--- Exercise prompt ---
From the listing below, return each line that includes "planetary".

Rows from a figure dataset:
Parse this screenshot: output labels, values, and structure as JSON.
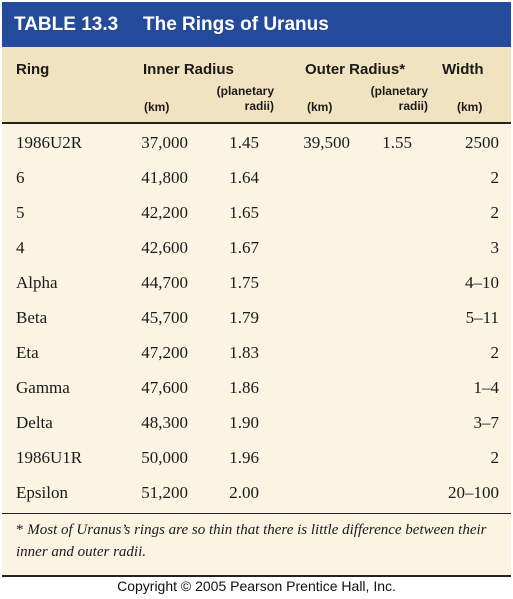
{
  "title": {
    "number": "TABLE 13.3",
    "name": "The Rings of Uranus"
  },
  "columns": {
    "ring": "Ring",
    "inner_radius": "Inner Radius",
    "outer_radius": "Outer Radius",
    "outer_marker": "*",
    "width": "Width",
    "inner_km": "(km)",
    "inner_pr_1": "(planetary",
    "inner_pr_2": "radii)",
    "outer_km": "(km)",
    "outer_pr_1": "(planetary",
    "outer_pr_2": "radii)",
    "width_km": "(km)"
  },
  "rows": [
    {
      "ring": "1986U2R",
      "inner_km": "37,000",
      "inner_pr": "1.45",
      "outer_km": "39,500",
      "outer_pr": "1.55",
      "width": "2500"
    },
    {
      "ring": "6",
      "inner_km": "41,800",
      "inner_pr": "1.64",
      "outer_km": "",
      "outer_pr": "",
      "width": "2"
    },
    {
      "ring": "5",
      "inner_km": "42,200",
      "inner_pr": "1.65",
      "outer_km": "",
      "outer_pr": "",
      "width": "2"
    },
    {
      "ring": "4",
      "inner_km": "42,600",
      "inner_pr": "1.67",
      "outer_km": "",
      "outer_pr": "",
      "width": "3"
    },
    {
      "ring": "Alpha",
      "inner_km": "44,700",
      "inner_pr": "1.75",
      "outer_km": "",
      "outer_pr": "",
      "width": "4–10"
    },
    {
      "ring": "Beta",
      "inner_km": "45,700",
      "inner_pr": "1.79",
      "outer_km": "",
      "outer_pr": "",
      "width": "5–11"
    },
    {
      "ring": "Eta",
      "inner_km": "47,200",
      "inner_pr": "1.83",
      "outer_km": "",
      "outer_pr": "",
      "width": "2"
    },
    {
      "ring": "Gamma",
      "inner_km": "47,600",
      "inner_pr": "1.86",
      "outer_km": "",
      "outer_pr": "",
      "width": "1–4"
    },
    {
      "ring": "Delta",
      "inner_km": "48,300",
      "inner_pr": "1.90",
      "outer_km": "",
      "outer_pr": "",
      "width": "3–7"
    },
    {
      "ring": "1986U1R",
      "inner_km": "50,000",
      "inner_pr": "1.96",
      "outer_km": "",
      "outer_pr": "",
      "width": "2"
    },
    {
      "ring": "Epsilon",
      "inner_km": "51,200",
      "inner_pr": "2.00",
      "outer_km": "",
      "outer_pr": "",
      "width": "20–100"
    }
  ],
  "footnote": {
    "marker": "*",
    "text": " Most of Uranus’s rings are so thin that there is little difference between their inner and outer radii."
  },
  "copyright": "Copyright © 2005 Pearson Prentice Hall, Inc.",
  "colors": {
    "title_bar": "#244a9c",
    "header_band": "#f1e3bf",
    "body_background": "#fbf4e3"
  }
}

--- Exercise output ---
    "inner_pr_1": "(planetary",
    "outer_pr_1": "(planetary",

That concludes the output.